#### EXERCISE TASK
Make an exact copy of the entries, and keep any pictures out of it.

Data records

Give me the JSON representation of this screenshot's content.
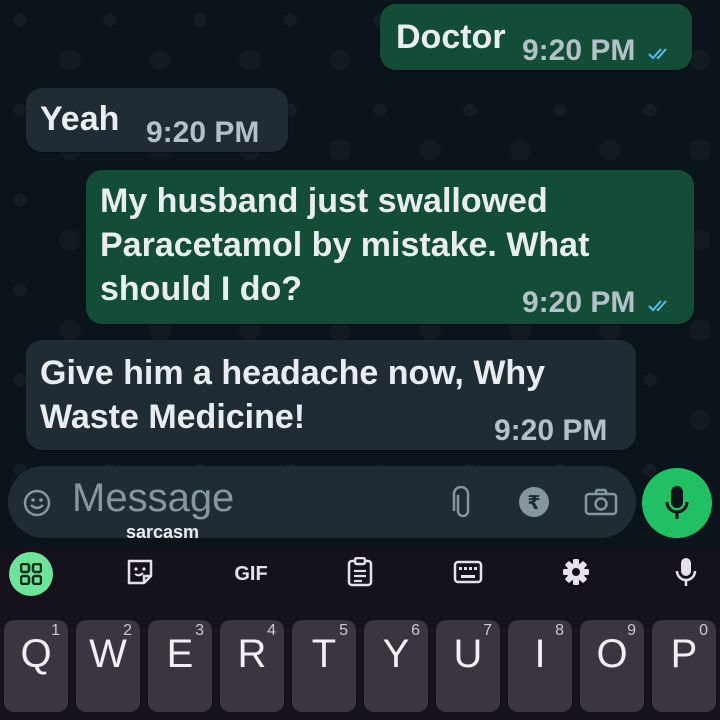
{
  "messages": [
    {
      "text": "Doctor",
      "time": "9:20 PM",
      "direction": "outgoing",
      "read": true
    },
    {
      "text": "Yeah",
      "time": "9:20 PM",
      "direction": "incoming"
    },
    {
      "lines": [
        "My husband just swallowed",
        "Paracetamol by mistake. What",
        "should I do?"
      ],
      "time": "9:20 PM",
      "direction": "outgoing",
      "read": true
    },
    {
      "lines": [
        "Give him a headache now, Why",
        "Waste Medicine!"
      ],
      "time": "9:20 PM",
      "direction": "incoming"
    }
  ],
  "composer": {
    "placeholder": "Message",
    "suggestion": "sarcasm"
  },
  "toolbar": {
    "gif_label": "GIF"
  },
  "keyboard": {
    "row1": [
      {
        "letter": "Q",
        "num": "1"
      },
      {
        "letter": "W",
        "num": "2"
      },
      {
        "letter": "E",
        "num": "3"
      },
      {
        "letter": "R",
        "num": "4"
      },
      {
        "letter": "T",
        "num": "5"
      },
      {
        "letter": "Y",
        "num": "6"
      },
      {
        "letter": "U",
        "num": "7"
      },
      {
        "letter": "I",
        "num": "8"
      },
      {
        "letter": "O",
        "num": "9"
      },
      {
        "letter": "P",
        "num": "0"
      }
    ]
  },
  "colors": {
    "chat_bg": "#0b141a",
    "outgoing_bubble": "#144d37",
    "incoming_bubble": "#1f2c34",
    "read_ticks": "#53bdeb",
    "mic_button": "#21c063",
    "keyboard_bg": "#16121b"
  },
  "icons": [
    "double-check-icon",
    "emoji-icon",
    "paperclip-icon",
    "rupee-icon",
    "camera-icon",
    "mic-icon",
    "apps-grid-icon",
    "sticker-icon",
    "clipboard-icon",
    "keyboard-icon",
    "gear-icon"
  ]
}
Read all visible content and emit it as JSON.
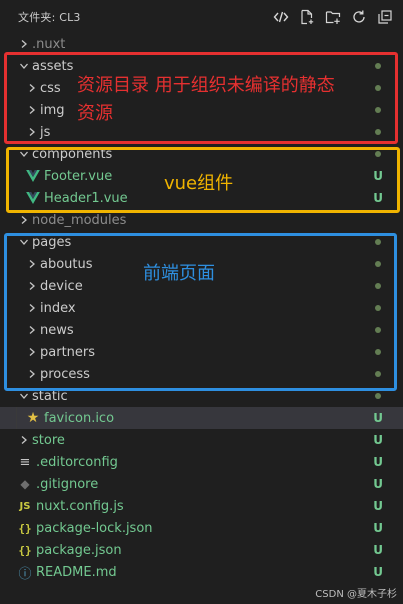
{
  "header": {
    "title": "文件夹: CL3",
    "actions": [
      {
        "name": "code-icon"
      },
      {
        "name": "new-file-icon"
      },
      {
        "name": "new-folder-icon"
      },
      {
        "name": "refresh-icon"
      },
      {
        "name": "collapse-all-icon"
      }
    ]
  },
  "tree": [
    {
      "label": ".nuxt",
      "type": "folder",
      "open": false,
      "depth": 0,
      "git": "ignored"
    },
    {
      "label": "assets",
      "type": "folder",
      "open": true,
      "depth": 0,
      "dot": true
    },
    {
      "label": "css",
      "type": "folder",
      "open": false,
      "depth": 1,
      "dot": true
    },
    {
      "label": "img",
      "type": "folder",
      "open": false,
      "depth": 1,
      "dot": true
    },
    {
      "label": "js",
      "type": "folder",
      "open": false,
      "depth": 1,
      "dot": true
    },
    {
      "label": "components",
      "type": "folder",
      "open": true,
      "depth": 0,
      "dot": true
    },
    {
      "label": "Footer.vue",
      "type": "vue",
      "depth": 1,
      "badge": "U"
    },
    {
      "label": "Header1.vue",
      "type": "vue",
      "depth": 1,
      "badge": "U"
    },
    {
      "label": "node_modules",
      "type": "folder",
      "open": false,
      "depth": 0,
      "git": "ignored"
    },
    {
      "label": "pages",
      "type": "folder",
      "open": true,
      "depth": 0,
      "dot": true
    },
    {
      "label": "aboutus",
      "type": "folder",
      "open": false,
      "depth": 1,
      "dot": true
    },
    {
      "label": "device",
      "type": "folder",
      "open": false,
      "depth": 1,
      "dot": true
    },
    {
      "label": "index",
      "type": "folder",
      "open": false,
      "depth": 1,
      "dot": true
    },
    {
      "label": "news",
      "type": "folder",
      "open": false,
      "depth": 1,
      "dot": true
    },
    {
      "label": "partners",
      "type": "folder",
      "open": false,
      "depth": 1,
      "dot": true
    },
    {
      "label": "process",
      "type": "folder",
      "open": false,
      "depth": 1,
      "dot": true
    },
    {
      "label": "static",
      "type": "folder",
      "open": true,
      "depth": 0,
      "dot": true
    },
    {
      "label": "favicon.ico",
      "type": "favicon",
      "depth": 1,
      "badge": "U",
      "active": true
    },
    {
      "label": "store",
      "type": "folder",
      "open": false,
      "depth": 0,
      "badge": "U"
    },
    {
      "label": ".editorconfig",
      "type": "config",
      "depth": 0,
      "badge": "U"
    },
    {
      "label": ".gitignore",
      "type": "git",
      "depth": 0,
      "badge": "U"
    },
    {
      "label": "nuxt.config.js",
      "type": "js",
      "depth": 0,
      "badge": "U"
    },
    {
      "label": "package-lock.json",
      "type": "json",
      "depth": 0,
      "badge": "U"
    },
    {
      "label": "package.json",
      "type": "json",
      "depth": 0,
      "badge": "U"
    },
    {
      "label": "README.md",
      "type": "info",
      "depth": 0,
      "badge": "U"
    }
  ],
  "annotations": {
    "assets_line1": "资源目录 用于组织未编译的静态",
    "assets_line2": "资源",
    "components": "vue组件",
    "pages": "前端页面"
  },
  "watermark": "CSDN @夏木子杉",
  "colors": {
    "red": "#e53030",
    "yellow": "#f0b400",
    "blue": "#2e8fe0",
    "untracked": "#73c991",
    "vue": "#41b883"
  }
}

#### COMPLETE RESPONSE
Give me the JSON representation of this screenshot's content.
{
  "messages": [
    {
      "text": "Doctor",
      "time": "9:20 PM",
      "direction": "outgoing",
      "read": true
    },
    {
      "text": "Yeah",
      "time": "9:20 PM",
      "direction": "incoming"
    },
    {
      "lines": [
        "My husband just swallowed",
        "Paracetamol by mistake. What",
        "should I do?"
      ],
      "time": "9:20 PM",
      "direction": "outgoing",
      "read": true
    },
    {
      "lines": [
        "Give him a headache now, Why",
        "Waste Medicine!"
      ],
      "time": "9:20 PM",
      "direction": "incoming"
    }
  ],
  "composer": {
    "placeholder": "Message",
    "suggestion": "sarcasm"
  },
  "toolbar": {
    "gif_label": "GIF"
  },
  "keyboard": {
    "row1": [
      {
        "letter": "Q",
        "num": "1"
      },
      {
        "letter": "W",
        "num": "2"
      },
      {
        "letter": "E",
        "num": "3"
      },
      {
        "letter": "R",
        "num": "4"
      },
      {
        "letter": "T",
        "num": "5"
      },
      {
        "letter": "Y",
        "num": "6"
      },
      {
        "letter": "U",
        "num": "7"
      },
      {
        "letter": "I",
        "num": "8"
      },
      {
        "letter": "O",
        "num": "9"
      },
      {
        "letter": "P",
        "num": "0"
      }
    ]
  },
  "colors": {
    "chat_bg": "#0b141a",
    "outgoing_bubble": "#144d37",
    "incoming_bubble": "#1f2c34",
    "read_ticks": "#53bdeb",
    "mic_button": "#21c063",
    "keyboard_bg": "#16121b"
  },
  "icons": [
    "double-check-icon",
    "emoji-icon",
    "paperclip-icon",
    "rupee-icon",
    "camera-icon",
    "mic-icon",
    "apps-grid-icon",
    "sticker-icon",
    "clipboard-icon",
    "keyboard-icon",
    "gear-icon"
  ]
}
Read all visible content and emit it as JSON.
{
  "header": {
    "title": "文件夹: CL3",
    "actions": [
      {
        "name": "code-icon"
      },
      {
        "name": "new-file-icon"
      },
      {
        "name": "new-folder-icon"
      },
      {
        "name": "refresh-icon"
      },
      {
        "name": "collapse-all-icon"
      }
    ]
  },
  "tree": [
    {
      "label": ".nuxt",
      "type": "folder",
      "open": false,
      "depth": 0,
      "git": "ignored"
    },
    {
      "label": "assets",
      "type": "folder",
      "open": true,
      "depth": 0,
      "dot": true
    },
    {
      "label": "css",
      "type": "folder",
      "open": false,
      "depth": 1,
      "dot": true
    },
    {
      "label": "img",
      "type": "folder",
      "open": false,
      "depth": 1,
      "dot": true
    },
    {
      "label": "js",
      "type": "folder",
      "open": false,
      "depth": 1,
      "dot": true
    },
    {
      "label": "components",
      "type": "folder",
      "open": true,
      "depth": 0,
      "dot": true
    },
    {
      "label": "Footer.vue",
      "type": "vue",
      "depth": 1,
      "badge": "U"
    },
    {
      "label": "Header1.vue",
      "type": "vue",
      "depth": 1,
      "badge": "U"
    },
    {
      "label": "node_modules",
      "type": "folder",
      "open": false,
      "depth": 0,
      "git": "ignored"
    },
    {
      "label": "pages",
      "type": "folder",
      "open": true,
      "depth": 0,
      "dot": true
    },
    {
      "label": "aboutus",
      "type": "folder",
      "open": false,
      "depth": 1,
      "dot": true
    },
    {
      "label": "device",
      "type": "folder",
      "open": false,
      "depth": 1,
      "dot": true
    },
    {
      "label": "index",
      "type": "folder",
      "open": false,
      "depth": 1,
      "dot": true
    },
    {
      "label": "news",
      "type": "folder",
      "open": false,
      "depth": 1,
      "dot": true
    },
    {
      "label": "partners",
      "type": "folder",
      "open": false,
      "depth": 1,
      "dot": true
    },
    {
      "label": "process",
      "type": "folder",
      "open": false,
      "depth": 1,
      "dot": true
    },
    {
      "label": "static",
      "type": "folder",
      "open": true,
      "depth": 0,
      "dot": true
    },
    {
      "label": "favicon.ico",
      "type": "favicon",
      "depth": 1,
      "badge": "U",
      "active": true
    },
    {
      "label": "store",
      "type": "folder",
      "open": false,
      "depth": 0,
      "badge": "U"
    },
    {
      "label": ".editorconfig",
      "type": "config",
      "depth": 0,
      "badge": "U"
    },
    {
      "label": ".gitignore",
      "type": "git",
      "depth": 0,
      "badge": "U"
    },
    {
      "label": "nuxt.config.js",
      "type": "js",
      "depth": 0,
      "badge": "U"
    },
    {
      "label": "package-lock.json",
      "type": "json",
      "depth": 0,
      "badge": "U"
    },
    {
      "label": "package.json",
      "type": "json",
      "depth": 0,
      "badge": "U"
    },
    {
      "label": "README.md",
      "type": "info",
      "depth": 0,
      "badge": "U"
    }
  ],
  "annotations": {
    "assets_line1": "资源目录 用于组织未编译的静态",
    "assets_line2": "资源",
    "components": "vue组件",
    "pages": "前端页面"
  },
  "watermark": "CSDN @夏木子杉",
  "colors": {
    "red": "#e53030",
    "yellow": "#f0b400",
    "blue": "#2e8fe0",
    "untracked": "#73c991",
    "vue": "#41b883"
  }
}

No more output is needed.